● What to work on
Set the following entries down again exactly, line by line.

--- BEGIN Data provided ---

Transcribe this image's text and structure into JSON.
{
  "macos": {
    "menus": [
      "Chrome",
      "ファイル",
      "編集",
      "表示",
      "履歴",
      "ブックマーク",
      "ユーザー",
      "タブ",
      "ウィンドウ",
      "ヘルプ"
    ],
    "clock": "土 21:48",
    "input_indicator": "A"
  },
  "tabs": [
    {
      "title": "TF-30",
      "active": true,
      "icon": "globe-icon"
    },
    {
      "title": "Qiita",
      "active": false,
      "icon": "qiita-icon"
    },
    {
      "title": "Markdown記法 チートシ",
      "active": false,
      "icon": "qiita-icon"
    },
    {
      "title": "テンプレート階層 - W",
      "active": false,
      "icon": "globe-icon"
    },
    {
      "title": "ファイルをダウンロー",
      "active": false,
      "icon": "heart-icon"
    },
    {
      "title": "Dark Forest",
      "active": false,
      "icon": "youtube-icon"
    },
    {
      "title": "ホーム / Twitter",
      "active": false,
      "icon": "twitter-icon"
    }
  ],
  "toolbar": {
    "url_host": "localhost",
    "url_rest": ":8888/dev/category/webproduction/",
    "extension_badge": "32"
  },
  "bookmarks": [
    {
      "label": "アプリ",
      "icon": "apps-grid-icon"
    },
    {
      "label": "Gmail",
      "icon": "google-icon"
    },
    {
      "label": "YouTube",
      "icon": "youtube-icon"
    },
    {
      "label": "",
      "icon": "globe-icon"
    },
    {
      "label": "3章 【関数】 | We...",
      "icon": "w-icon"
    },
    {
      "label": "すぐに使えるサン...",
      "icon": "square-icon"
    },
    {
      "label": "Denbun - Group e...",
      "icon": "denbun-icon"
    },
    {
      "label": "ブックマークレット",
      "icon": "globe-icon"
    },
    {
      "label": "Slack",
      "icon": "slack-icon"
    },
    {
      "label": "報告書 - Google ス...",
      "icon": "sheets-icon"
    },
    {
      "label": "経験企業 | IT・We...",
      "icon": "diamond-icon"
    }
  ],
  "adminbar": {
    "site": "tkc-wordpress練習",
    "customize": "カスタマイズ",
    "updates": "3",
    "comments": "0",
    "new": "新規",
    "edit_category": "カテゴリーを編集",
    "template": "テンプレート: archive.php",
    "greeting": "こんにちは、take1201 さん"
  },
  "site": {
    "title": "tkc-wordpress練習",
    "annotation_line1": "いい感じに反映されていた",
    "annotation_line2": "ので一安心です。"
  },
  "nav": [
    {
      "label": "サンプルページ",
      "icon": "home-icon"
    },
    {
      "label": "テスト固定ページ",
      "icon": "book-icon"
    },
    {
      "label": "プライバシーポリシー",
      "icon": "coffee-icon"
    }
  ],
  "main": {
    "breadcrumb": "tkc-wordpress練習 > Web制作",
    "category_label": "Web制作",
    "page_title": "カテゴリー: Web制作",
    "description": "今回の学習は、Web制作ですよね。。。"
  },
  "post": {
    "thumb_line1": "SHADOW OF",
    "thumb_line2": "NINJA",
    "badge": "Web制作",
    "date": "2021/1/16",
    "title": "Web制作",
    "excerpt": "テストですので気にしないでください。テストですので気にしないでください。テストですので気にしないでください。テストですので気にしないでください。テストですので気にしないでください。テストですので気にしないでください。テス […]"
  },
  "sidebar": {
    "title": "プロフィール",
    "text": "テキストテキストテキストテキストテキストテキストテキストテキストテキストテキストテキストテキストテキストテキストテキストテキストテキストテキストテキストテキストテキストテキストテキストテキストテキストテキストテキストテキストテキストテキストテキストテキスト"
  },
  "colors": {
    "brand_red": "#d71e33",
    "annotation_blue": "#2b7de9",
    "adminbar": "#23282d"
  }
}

--- END Data provided ---

● Response for this exercise
Transcribe this image's text and structure into JSON.
{
  "macos": {
    "menus": [
      "Chrome",
      "ファイル",
      "編集",
      "表示",
      "履歴",
      "ブックマーク",
      "ユーザー",
      "タブ",
      "ウィンドウ",
      "ヘルプ"
    ],
    "clock": "土 21:48",
    "input_indicator": "A"
  },
  "tabs": [
    {
      "title": "TF-30",
      "active": true,
      "icon": "globe-icon"
    },
    {
      "title": "Qiita",
      "active": false,
      "icon": "qiita-icon"
    },
    {
      "title": "Markdown記法 チートシ",
      "active": false,
      "icon": "qiita-icon"
    },
    {
      "title": "テンプレート階層 - W",
      "active": false,
      "icon": "globe-icon"
    },
    {
      "title": "ファイルをダウンロー",
      "active": false,
      "icon": "heart-icon"
    },
    {
      "title": "Dark Forest",
      "active": false,
      "icon": "youtube-icon"
    },
    {
      "title": "ホーム / Twitter",
      "active": false,
      "icon": "twitter-icon"
    }
  ],
  "toolbar": {
    "url_host": "localhost",
    "url_rest": ":8888/dev/category/webproduction/",
    "extension_badge": "32"
  },
  "bookmarks": [
    {
      "label": "アプリ",
      "icon": "apps-grid-icon"
    },
    {
      "label": "Gmail",
      "icon": "google-icon"
    },
    {
      "label": "YouTube",
      "icon": "youtube-icon"
    },
    {
      "label": "",
      "icon": "globe-icon"
    },
    {
      "label": "3章 【関数】 | We...",
      "icon": "w-icon"
    },
    {
      "label": "すぐに使えるサン...",
      "icon": "square-icon"
    },
    {
      "label": "Denbun - Group e...",
      "icon": "denbun-icon"
    },
    {
      "label": "ブックマークレット",
      "icon": "globe-icon"
    },
    {
      "label": "Slack",
      "icon": "slack-icon"
    },
    {
      "label": "報告書 - Google ス...",
      "icon": "sheets-icon"
    },
    {
      "label": "経験企業 | IT・We...",
      "icon": "diamond-icon"
    }
  ],
  "adminbar": {
    "site": "tkc-wordpress練習",
    "customize": "カスタマイズ",
    "updates": "3",
    "comments": "0",
    "new": "新規",
    "edit_category": "カテゴリーを編集",
    "template": "テンプレート: archive.php",
    "greeting": "こんにちは、take1201 さん"
  },
  "site": {
    "title": "tkc-wordpress練習",
    "annotation_line1": "いい感じに反映されていた",
    "annotation_line2": "ので一安心です。"
  },
  "nav": [
    {
      "label": "サンプルページ",
      "icon": "home-icon"
    },
    {
      "label": "テスト固定ページ",
      "icon": "book-icon"
    },
    {
      "label": "プライバシーポリシー",
      "icon": "coffee-icon"
    }
  ],
  "main": {
    "breadcrumb": "tkc-wordpress練習 > Web制作",
    "category_label": "Web制作",
    "page_title": "カテゴリー: Web制作",
    "description": "今回の学習は、Web制作ですよね。。。"
  },
  "post": {
    "thumb_line1": "SHADOW OF",
    "thumb_line2": "NINJA",
    "badge": "Web制作",
    "date": "2021/1/16",
    "title": "Web制作",
    "excerpt": "テストですので気にしないでください。テストですので気にしないでください。テストですので気にしないでください。テストですので気にしないでください。テストですので気にしないでください。テストですので気にしないでください。テス […]"
  },
  "sidebar": {
    "title": "プロフィール",
    "text": "テキストテキストテキストテキストテキストテキストテキストテキストテキストテキストテキストテキストテキストテキストテキストテキストテキストテキストテキストテキストテキストテキストテキストテキストテキストテキストテキストテキストテキストテキストテキストテキスト"
  },
  "colors": {
    "brand_red": "#d71e33",
    "annotation_blue": "#2b7de9",
    "adminbar": "#23282d"
  }
}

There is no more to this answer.